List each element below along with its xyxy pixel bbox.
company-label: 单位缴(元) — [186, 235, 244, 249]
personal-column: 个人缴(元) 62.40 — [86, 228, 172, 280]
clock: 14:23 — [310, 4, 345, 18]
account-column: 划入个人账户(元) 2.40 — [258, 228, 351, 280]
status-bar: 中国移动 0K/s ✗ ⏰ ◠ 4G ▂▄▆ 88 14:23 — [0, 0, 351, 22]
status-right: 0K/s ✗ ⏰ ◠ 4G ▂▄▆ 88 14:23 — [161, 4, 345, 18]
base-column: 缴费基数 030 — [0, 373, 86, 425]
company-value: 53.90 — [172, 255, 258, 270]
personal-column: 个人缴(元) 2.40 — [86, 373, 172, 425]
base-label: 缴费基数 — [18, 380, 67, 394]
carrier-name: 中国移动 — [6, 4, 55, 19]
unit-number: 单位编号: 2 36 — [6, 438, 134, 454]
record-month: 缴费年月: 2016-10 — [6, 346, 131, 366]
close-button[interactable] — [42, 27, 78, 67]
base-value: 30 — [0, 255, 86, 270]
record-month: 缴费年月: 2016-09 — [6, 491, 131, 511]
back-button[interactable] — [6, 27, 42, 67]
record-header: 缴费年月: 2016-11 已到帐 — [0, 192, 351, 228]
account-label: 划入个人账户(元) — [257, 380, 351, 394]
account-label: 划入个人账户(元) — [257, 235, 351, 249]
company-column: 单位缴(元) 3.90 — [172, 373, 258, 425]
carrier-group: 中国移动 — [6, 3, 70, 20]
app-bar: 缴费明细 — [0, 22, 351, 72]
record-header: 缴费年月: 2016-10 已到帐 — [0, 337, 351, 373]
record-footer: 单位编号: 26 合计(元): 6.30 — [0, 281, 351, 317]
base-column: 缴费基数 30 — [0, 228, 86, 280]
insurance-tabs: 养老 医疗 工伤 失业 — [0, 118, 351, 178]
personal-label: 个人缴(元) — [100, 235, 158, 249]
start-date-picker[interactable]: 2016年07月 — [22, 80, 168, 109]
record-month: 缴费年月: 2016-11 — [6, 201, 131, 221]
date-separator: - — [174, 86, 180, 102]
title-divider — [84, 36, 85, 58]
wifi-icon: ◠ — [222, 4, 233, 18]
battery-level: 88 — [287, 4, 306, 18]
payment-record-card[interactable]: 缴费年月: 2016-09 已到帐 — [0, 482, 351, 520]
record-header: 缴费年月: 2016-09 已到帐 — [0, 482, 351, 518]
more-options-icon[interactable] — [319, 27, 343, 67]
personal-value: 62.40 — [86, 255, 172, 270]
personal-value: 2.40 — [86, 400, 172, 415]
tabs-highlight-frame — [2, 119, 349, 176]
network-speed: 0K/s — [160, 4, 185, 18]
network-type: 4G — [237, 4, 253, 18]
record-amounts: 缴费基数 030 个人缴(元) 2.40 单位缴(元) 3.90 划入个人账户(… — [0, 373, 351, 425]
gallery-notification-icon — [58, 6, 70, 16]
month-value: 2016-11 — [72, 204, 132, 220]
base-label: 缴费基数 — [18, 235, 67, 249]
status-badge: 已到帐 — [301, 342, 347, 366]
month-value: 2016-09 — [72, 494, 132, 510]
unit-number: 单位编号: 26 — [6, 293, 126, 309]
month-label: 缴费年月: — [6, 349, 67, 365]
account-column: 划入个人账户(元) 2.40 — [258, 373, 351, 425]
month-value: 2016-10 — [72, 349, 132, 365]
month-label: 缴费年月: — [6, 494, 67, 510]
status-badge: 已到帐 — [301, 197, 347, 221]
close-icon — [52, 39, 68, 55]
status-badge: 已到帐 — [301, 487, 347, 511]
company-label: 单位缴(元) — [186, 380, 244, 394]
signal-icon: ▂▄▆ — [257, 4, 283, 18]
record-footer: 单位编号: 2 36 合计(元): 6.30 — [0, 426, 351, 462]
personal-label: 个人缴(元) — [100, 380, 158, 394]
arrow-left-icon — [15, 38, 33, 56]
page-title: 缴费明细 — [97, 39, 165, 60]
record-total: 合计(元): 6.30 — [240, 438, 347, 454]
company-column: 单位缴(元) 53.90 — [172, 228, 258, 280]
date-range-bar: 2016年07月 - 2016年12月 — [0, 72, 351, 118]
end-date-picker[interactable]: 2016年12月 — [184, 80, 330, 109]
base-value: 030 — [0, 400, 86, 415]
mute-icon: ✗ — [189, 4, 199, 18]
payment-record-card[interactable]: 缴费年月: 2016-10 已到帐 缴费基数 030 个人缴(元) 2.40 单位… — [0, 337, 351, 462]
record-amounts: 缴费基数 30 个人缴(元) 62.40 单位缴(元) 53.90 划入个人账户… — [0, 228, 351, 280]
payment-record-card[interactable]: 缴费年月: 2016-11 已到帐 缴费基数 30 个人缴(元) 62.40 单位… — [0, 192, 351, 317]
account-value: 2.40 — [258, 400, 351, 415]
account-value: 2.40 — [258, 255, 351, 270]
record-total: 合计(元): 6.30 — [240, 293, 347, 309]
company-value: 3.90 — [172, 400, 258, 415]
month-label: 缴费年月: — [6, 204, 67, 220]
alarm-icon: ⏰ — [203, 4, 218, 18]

-=-=-=-=-

__Exercise description__
Please recast the data above as a Markdown table with the columns Row and Line, giving each line a row number and leaving out blank lines.

__Answer for this exercise__
| Row | Line |
|---|---|
| 1 | List each element below along with its xyxy pixel bbox. |
| 2 | company-label: 单位缴(元) — [186, 235, 244, 249] |
| 3 | personal-column: 个人缴(元) 62.40 — [86, 228, 172, 280] |
| 4 | clock: 14:23 — [310, 4, 345, 18] |
| 5 | account-column: 划入个人账户(元) 2.40 — [258, 228, 351, 280] |
| 6 | status-bar: 中国移动 0K/s ✗ ⏰ ◠ 4G ▂▄▆ 88 14:23 — [0, 0, 351, 22] |
| 7 | status-right: 0K/s ✗ ⏰ ◠ 4G ▂▄▆ 88 14:23 — [161, 4, 345, 18] |
| 8 | base-column: 缴费基数 030 — [0, 373, 86, 425] |
| 9 | company-value: 53.90 — [172, 255, 258, 270] |
| 10 | personal-column: 个人缴(元) 2.40 — [86, 373, 172, 425] |
| 11 | base-label: 缴费基数 — [18, 380, 67, 394] |
| 12 | carrier-name: 中国移动 — [6, 4, 55, 19] |
| 13 | unit-number: 单位编号: 2 36 — [6, 438, 134, 454] |
| 14 | record-month: 缴费年月: 2016-10 — [6, 346, 131, 366] |
| 15 | close-button[interactable] — [42, 27, 78, 67] |
| 16 | base-value: 30 — [0, 255, 86, 270] |
| 17 | record-month: 缴费年月: 2016-09 — [6, 491, 131, 511] |
| 18 | back-button[interactable] — [6, 27, 42, 67] |
| 19 | record-header: 缴费年月: 2016-11 已到帐 — [0, 192, 351, 228] |
| 20 | account-label: 划入个人账户(元) — [257, 380, 351, 394] |
| 21 | account-label: 划入个人账户(元) — [257, 235, 351, 249] |
| 22 | company-column: 单位缴(元) 3.90 — [172, 373, 258, 425] |
| 23 | carrier-group: 中国移动 — [6, 3, 70, 20] |
| 24 | app-bar: 缴费明细 — [0, 22, 351, 72] |
| 25 | record-header: 缴费年月: 2016-10 已到帐 — [0, 337, 351, 373] |
| 26 | record-footer: 单位编号: 26 合计(元): 6.30 — [0, 281, 351, 317] |
| 27 | base-column: 缴费基数 30 — [0, 228, 86, 280] |
| 28 | insurance-tabs: 养老 医疗 工伤 失业 — [0, 118, 351, 178] |
| 29 | personal-label: 个人缴(元) — [100, 235, 158, 249] |
| 30 | start-date-picker[interactable]: 2016年07月 — [22, 80, 168, 109] |
| 31 | record-month: 缴费年月: 2016-11 — [6, 201, 131, 221] |
| 32 | date-separator: - — [174, 86, 180, 102] |
| 33 | title-divider — [84, 36, 85, 58] |
| 34 | wifi-icon: ◠ — [222, 4, 233, 18] |
| 35 | battery-level: 88 — [287, 4, 306, 18] |
| 36 | payment-record-card[interactable]: 缴费年月: 2016-09 已到帐 — [0, 482, 351, 520] |
| 37 | record-header: 缴费年月: 2016-09 已到帐 — [0, 482, 351, 518] |
| 38 | more-options-icon[interactable] — [319, 27, 343, 67] |
| 39 | personal-value: 62.40 — [86, 255, 172, 270] |
| 40 | personal-value: 2.40 — [86, 400, 172, 415] |
| 41 | tabs-highlight-frame — [2, 119, 349, 176] |
| 42 | network-speed: 0K/s — [160, 4, 185, 18] |
| 43 | network-type: 4G — [237, 4, 253, 18] |
| 44 | record-amounts: 缴费基数 030 个人缴(元) 2.40 单位缴(元) 3.90 划入个人账户(… — [0, 373, 351, 425] |
| 45 | gallery-notification-icon — [58, 6, 70, 16] |
| 46 | month-value: 2016-11 — [72, 204, 132, 220] |
| 47 | base-label: 缴费基数 — [18, 235, 67, 249] |
| 48 | status-badge: 已到帐 — [301, 342, 347, 366] |
| 49 | month-value: 2016-09 — [72, 494, 132, 510] |
| 50 | unit-number: 单位编号: 26 — [6, 293, 126, 309] |
| 51 | month-label: 缴费年月: — [6, 349, 67, 365] |
| 52 | account-column: 划入个人账户(元) 2.40 — [258, 373, 351, 425] |
| 53 | month-value: 2016-10 — [72, 349, 132, 365] |
| 54 | month-label: 缴费年月: — [6, 494, 67, 510] |
| 55 | status-badge: 已到帐 — [301, 197, 347, 221] |
| 56 | close-icon — [52, 39, 68, 55] |
| 57 | status-badge: 已到帐 — [301, 487, 347, 511] |
| 58 | company-label: 单位缴(元) — [186, 380, 244, 394] |
| 59 | signal-icon: ▂▄▆ — [257, 4, 283, 18] |
| 60 | record-footer: 单位编号: 2 36 合计(元): 6.30 — [0, 426, 351, 462] |
| 61 | personal-label: 个人缴(元) — [100, 380, 158, 394] |
| 62 | arrow-left-icon — [15, 38, 33, 56] |
| 63 | page-title: 缴费明细 — [97, 39, 165, 60] |
| 64 | record-total: 合计(元): 6.30 — [240, 438, 347, 454] |
| 65 | company-column: 单位缴(元) 53.90 — [172, 228, 258, 280] |
| 66 | date-range-bar: 2016年07月 - 2016年12月 — [0, 72, 351, 118] |
| 67 | end-date-picker[interactable]: 2016年12月 — [184, 80, 330, 109] |
| 68 | base-value: 030 — [0, 400, 86, 415] |
| 69 | mute-icon: ✗ — [189, 4, 199, 18] |
| 70 | payment-record-card[interactable]: 缴费年月: 2016-10 已到帐 缴费基数 030 个人缴(元) 2.40 单位… — [0, 337, 351, 462] |
| 71 | record-amounts: 缴费基数 30 个人缴(元) 62.40 单位缴(元) 53.90 划入个人账户… — [0, 228, 351, 280] |
| 72 | payment-record-card[interactable]: 缴费年月: 2016-11 已到帐 缴费基数 30 个人缴(元) 62.40 单位… — [0, 192, 351, 317] |
| 73 | account-value: 2.40 — [258, 400, 351, 415] |
| 74 | account-value: 2.40 — [258, 255, 351, 270] |
| 75 | record-total: 合计(元): 6.30 — [240, 293, 347, 309] |
| 76 | company-value: 3.90 — [172, 400, 258, 415] |
| 77 | month-label: 缴费年月: — [6, 204, 67, 220] |
| 78 | alarm-icon: ⏰ — [203, 4, 218, 18] |